DATA TO PROCESS:
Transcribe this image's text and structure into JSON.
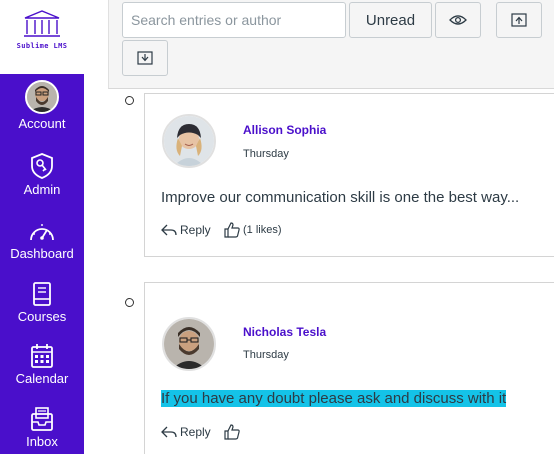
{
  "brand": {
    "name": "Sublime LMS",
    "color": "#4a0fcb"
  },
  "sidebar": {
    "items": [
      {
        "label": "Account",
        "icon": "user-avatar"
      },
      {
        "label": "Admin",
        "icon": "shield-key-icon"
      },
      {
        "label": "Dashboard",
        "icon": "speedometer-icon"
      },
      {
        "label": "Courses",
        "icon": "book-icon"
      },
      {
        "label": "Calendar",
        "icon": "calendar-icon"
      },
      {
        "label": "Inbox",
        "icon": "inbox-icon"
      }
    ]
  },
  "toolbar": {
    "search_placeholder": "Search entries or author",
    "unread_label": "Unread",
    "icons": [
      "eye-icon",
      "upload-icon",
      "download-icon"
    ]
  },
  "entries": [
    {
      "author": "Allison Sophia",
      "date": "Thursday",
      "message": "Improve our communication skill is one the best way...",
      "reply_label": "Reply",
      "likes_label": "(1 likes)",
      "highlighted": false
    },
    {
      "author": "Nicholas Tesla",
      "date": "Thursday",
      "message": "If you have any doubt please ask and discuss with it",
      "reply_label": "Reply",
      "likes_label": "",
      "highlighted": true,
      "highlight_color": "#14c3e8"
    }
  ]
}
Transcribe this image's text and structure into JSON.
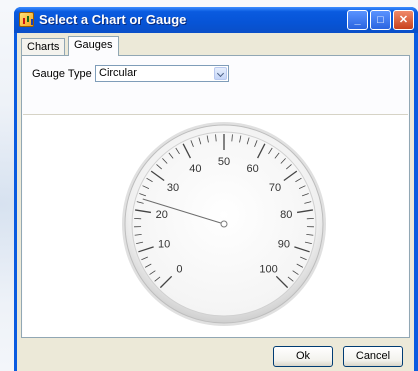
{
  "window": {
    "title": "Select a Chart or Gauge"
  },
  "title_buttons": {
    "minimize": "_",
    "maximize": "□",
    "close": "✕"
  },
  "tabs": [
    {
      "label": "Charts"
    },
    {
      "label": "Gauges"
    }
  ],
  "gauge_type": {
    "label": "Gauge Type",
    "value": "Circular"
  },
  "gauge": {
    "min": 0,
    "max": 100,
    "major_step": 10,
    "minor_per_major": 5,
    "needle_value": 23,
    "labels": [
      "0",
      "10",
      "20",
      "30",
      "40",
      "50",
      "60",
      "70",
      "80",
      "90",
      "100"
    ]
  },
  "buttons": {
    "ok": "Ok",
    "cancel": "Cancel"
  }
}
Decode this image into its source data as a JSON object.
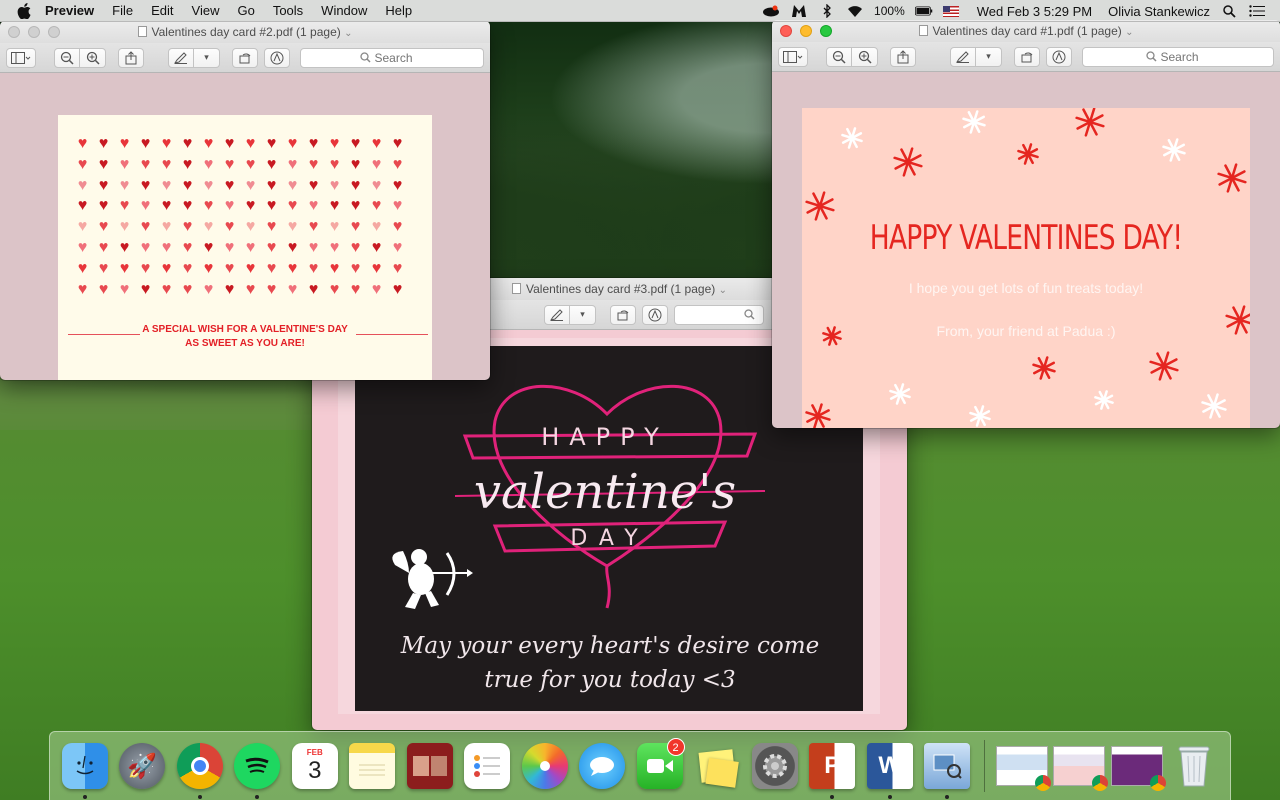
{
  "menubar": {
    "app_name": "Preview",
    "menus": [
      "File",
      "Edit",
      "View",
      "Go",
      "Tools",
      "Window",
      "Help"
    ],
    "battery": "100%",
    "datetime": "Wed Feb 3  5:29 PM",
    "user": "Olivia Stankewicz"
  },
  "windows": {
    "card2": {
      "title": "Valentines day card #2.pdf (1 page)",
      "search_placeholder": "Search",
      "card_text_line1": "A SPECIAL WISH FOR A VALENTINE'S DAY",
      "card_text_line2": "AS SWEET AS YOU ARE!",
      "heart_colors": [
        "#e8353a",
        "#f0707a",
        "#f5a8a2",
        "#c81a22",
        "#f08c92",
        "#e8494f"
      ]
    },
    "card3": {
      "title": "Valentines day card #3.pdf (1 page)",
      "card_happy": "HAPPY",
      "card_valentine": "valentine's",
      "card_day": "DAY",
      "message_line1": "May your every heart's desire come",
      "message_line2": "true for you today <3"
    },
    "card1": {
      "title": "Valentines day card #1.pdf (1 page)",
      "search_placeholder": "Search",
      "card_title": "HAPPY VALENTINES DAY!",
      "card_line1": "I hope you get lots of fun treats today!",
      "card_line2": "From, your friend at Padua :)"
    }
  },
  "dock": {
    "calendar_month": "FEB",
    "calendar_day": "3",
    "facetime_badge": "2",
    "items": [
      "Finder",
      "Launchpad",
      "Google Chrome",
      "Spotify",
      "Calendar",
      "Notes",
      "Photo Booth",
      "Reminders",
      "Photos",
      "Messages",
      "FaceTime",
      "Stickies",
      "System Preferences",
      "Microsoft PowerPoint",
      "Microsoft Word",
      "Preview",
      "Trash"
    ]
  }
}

REQUIREMENT: Using the listing above, locate the lines that hold "highlighted" and copy each one.

EXERCISE ANSWER:
      "highlighted": false
      "highlighted": true,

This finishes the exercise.